### Written instruction
Where a line of the listing below includes the word "hanno", reproduce that line.

━━━ Provided information ━━━

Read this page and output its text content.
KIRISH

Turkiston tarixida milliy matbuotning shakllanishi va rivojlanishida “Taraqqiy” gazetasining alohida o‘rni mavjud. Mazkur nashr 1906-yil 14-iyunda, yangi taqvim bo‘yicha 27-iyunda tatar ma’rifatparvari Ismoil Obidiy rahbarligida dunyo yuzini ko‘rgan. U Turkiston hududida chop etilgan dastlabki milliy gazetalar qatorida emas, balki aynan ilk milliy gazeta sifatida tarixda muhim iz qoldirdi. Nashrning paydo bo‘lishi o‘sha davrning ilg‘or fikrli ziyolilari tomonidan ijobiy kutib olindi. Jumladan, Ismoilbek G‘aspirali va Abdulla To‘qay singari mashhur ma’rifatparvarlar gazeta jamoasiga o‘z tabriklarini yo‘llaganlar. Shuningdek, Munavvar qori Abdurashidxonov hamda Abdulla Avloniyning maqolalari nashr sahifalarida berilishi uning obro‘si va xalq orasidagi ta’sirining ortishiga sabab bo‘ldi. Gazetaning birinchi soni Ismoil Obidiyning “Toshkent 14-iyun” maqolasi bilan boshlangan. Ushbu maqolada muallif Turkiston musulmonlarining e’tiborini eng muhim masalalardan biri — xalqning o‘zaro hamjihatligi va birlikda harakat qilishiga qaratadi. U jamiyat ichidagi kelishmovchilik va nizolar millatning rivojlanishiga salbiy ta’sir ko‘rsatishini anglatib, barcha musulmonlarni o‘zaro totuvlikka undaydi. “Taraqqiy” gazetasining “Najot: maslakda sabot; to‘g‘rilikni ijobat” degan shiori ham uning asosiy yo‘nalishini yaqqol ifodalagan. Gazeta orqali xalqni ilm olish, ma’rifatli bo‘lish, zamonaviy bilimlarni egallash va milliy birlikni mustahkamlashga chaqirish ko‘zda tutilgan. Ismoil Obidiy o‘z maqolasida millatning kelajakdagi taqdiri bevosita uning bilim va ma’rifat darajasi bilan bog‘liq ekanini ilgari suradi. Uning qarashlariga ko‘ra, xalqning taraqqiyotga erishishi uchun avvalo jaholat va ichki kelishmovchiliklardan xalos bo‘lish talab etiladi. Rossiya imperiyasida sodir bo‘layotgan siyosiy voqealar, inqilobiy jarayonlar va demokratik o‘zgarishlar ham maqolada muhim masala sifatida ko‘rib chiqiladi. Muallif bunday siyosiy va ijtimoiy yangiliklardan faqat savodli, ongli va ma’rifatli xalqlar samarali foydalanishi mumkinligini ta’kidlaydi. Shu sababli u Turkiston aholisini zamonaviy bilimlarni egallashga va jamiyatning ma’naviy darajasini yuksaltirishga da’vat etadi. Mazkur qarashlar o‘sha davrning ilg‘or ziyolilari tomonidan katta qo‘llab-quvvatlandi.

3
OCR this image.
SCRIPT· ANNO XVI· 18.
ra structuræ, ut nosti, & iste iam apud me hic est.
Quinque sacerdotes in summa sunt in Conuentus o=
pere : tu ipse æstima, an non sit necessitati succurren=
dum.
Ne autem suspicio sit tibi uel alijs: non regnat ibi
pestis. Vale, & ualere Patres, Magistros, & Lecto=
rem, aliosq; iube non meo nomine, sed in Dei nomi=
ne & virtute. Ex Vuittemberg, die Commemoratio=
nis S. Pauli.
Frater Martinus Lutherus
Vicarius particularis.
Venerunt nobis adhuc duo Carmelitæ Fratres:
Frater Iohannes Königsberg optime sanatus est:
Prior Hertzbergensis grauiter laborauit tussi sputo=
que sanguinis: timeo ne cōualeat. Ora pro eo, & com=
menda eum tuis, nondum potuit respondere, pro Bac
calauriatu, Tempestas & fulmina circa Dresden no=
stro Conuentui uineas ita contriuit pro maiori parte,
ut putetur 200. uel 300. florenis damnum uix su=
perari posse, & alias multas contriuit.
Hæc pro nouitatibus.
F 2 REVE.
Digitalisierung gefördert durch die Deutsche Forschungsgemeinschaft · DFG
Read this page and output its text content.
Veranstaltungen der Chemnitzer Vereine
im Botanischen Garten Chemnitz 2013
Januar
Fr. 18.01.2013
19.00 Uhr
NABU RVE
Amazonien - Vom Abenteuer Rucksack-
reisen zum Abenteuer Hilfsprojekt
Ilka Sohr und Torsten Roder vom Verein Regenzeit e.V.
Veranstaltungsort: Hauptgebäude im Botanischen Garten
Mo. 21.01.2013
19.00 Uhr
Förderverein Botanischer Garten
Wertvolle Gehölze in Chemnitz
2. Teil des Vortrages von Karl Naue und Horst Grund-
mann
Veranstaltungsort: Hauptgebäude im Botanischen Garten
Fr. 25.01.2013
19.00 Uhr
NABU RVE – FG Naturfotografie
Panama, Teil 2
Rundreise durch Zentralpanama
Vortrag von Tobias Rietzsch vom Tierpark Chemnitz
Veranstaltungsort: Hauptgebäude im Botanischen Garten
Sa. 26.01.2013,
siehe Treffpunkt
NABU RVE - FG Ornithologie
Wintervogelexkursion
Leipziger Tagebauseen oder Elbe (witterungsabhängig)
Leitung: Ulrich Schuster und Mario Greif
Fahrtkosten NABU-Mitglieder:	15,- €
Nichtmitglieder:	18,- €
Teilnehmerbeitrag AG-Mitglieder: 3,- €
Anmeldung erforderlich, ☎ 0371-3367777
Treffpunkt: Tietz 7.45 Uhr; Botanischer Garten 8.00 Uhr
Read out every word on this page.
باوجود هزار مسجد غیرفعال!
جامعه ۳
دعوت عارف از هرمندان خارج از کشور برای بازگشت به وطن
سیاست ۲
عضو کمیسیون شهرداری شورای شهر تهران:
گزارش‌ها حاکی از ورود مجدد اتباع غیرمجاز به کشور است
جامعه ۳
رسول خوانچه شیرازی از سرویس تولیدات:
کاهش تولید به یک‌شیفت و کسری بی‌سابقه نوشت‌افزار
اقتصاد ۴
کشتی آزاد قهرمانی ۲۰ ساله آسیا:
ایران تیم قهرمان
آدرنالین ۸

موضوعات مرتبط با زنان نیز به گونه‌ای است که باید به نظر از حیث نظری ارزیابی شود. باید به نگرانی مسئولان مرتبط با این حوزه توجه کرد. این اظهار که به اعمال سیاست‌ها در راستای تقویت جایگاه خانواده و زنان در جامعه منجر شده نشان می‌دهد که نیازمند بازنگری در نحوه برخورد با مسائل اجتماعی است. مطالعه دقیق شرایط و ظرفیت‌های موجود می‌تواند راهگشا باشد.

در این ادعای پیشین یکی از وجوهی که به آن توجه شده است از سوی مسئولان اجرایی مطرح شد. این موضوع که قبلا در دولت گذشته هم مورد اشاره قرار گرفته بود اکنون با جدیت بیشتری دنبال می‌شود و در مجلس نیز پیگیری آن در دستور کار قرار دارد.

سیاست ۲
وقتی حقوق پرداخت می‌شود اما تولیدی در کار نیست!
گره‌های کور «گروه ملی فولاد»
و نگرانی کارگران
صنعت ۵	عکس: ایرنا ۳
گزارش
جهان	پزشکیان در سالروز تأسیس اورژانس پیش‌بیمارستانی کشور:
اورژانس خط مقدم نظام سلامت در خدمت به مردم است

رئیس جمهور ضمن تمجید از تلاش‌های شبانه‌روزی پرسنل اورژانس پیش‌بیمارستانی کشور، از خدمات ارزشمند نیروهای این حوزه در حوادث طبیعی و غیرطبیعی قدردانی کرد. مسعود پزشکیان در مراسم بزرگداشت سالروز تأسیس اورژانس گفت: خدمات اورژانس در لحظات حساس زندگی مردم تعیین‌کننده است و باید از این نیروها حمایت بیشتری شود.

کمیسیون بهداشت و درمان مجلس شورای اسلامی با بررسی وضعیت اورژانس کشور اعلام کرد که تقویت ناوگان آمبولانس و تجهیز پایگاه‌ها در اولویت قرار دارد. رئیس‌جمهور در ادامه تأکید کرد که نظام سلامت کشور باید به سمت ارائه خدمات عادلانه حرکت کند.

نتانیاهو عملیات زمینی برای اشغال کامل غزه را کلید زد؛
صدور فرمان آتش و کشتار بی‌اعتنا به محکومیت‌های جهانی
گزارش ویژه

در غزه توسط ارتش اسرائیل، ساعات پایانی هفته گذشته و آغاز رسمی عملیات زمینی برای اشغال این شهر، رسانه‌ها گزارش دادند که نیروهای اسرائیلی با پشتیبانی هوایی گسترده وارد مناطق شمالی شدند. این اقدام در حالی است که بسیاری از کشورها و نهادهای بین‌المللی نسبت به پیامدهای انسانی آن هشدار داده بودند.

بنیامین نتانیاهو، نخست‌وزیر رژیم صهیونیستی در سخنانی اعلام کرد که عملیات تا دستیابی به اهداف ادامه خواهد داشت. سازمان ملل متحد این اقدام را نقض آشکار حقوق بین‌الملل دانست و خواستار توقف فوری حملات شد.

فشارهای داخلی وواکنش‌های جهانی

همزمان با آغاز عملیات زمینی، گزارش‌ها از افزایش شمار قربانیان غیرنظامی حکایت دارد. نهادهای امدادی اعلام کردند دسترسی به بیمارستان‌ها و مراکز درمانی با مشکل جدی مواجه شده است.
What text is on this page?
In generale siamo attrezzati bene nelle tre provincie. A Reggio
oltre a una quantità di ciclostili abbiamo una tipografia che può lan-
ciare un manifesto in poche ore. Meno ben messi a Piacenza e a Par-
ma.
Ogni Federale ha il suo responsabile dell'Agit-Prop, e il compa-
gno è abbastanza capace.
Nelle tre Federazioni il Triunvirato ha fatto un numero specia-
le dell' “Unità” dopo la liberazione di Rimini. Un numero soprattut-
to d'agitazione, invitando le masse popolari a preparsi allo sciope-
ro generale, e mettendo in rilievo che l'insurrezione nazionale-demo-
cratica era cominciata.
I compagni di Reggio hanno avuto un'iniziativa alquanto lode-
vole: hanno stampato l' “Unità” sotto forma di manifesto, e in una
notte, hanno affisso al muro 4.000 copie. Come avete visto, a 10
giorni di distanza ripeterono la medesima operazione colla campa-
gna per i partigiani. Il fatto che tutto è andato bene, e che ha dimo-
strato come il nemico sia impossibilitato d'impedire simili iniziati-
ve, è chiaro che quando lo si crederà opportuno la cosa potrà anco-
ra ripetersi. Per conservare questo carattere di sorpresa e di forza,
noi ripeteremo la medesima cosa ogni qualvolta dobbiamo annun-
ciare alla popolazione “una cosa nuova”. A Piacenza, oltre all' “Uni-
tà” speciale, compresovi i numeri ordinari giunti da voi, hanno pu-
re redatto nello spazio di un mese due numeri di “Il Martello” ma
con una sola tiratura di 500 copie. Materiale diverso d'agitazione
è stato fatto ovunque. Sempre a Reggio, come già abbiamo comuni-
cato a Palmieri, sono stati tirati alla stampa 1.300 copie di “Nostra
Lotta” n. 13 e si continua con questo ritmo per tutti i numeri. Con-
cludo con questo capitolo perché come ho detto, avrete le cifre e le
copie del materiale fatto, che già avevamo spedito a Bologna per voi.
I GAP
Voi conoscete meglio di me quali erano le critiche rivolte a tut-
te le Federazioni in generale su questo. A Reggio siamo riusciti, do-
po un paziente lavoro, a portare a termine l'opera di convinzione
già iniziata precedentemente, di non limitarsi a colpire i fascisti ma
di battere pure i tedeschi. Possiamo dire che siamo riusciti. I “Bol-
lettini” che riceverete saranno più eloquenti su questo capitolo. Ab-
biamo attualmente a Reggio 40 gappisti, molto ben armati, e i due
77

━━━

### Result
I compagni di Reggio hanno avuto un'iniziativa alquanto lode-
vole: hanno stampato l' “Unità” sotto forma di manifesto, e in una
notte, hanno affisso al muro 4.000 copie. Come avete visto, a 10
tà” speciale, compresovi i numeri ordinari giunti da voi, hanno pu-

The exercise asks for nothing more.